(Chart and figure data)
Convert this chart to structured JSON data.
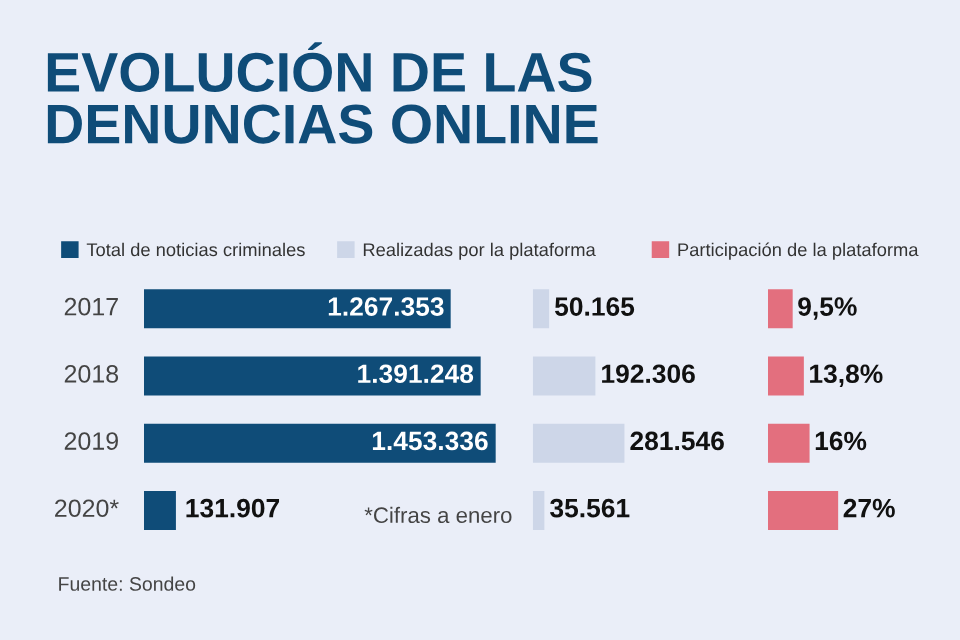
{
  "chart_data": [
    {
      "type": "bar",
      "orientation": "horizontal",
      "title": "EVOLUCIÓN DE LAS\nDENUNCIAS ONLINE",
      "categories": [
        "2017",
        "2018",
        "2019",
        "2020*"
      ],
      "legend": "top",
      "series": [
        {
          "name": "Total de noticias criminales",
          "color": "#0f4c78",
          "values": [
            1267353,
            1391248,
            1453336,
            131907
          ],
          "value_labels": [
            "1.267.353",
            "1.391.248",
            "1.453.336",
            "131.907"
          ]
        }
      ],
      "annotations": [
        "*Cifras a enero",
        "Fuente: Sondeo"
      ]
    },
    {
      "type": "bar",
      "orientation": "horizontal",
      "legend": "top",
      "series": [
        {
          "name": "Realizadas por la plataforma",
          "color": "#cdd6e8",
          "values": [
            50165,
            192306,
            281546,
            35561
          ],
          "value_labels": [
            "50.165",
            "192.306",
            "281.546",
            "35.561"
          ]
        }
      ]
    },
    {
      "type": "bar",
      "orientation": "horizontal",
      "legend": "top",
      "series": [
        {
          "name": "Participación de la plataforma",
          "color": "#e36f7e",
          "values": [
            9.5,
            13.8,
            16,
            27
          ],
          "value_labels": [
            "9,5%",
            "13,8%",
            "16%",
            "27%"
          ]
        }
      ]
    }
  ]
}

## WHAT YOU SHOULD DO
Using the listing above, show every line that includes the string "plataforma".

## SOLUTION
          "name": "Realizadas por la plataforma",
          "name": "Participación de la plataforma",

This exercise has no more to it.